_What you have to do_:
An exact copy of every record is needed.

_Input material_:
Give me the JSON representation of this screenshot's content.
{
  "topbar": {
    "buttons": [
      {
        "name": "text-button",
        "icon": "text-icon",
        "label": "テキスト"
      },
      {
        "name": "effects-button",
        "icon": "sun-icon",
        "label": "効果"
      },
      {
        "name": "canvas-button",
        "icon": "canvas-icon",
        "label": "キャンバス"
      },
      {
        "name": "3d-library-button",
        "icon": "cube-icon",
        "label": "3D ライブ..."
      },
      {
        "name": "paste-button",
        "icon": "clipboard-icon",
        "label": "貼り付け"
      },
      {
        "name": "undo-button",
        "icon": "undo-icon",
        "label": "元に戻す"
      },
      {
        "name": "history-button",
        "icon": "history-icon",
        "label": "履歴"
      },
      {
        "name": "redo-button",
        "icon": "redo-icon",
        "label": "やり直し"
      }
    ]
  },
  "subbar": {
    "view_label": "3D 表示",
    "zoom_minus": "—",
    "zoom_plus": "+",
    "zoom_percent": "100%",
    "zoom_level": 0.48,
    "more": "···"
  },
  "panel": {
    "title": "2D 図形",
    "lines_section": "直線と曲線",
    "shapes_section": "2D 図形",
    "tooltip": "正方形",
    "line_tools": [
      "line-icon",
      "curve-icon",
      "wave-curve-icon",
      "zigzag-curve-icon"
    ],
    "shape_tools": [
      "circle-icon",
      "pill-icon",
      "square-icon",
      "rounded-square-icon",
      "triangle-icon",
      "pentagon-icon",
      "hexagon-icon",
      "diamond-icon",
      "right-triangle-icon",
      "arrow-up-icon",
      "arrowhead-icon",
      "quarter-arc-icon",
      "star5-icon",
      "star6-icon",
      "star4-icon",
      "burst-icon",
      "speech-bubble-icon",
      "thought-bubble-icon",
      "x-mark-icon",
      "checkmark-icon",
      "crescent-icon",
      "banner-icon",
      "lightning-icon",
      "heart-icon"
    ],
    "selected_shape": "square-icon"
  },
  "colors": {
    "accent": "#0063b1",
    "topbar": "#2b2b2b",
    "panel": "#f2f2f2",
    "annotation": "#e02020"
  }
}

_Exercise answer_:
Give me the JSON representation of this screenshot's content.
{
  "topbar": {
    "buttons": [
      {
        "name": "text-button",
        "icon": "text-icon",
        "label": "テキスト"
      },
      {
        "name": "effects-button",
        "icon": "sun-icon",
        "label": "効果"
      },
      {
        "name": "canvas-button",
        "icon": "canvas-icon",
        "label": "キャンバス"
      },
      {
        "name": "3d-library-button",
        "icon": "cube-icon",
        "label": "3D ライブ..."
      },
      {
        "name": "paste-button",
        "icon": "clipboard-icon",
        "label": "貼り付け"
      },
      {
        "name": "undo-button",
        "icon": "undo-icon",
        "label": "元に戻す"
      },
      {
        "name": "history-button",
        "icon": "history-icon",
        "label": "履歴"
      },
      {
        "name": "redo-button",
        "icon": "redo-icon",
        "label": "やり直し"
      }
    ]
  },
  "subbar": {
    "view_label": "3D 表示",
    "zoom_minus": "—",
    "zoom_plus": "+",
    "zoom_percent": "100%",
    "zoom_level": 0.48,
    "more": "···"
  },
  "panel": {
    "title": "2D 図形",
    "lines_section": "直線と曲線",
    "shapes_section": "2D 図形",
    "tooltip": "正方形",
    "line_tools": [
      "line-icon",
      "curve-icon",
      "wave-curve-icon",
      "zigzag-curve-icon"
    ],
    "shape_tools": [
      "circle-icon",
      "pill-icon",
      "square-icon",
      "rounded-square-icon",
      "triangle-icon",
      "pentagon-icon",
      "hexagon-icon",
      "diamond-icon",
      "right-triangle-icon",
      "arrow-up-icon",
      "arrowhead-icon",
      "quarter-arc-icon",
      "star5-icon",
      "star6-icon",
      "star4-icon",
      "burst-icon",
      "speech-bubble-icon",
      "thought-bubble-icon",
      "x-mark-icon",
      "checkmark-icon",
      "crescent-icon",
      "banner-icon",
      "lightning-icon",
      "heart-icon"
    ],
    "selected_shape": "square-icon"
  },
  "colors": {
    "accent": "#0063b1",
    "topbar": "#2b2b2b",
    "panel": "#f2f2f2",
    "annotation": "#e02020"
  }
}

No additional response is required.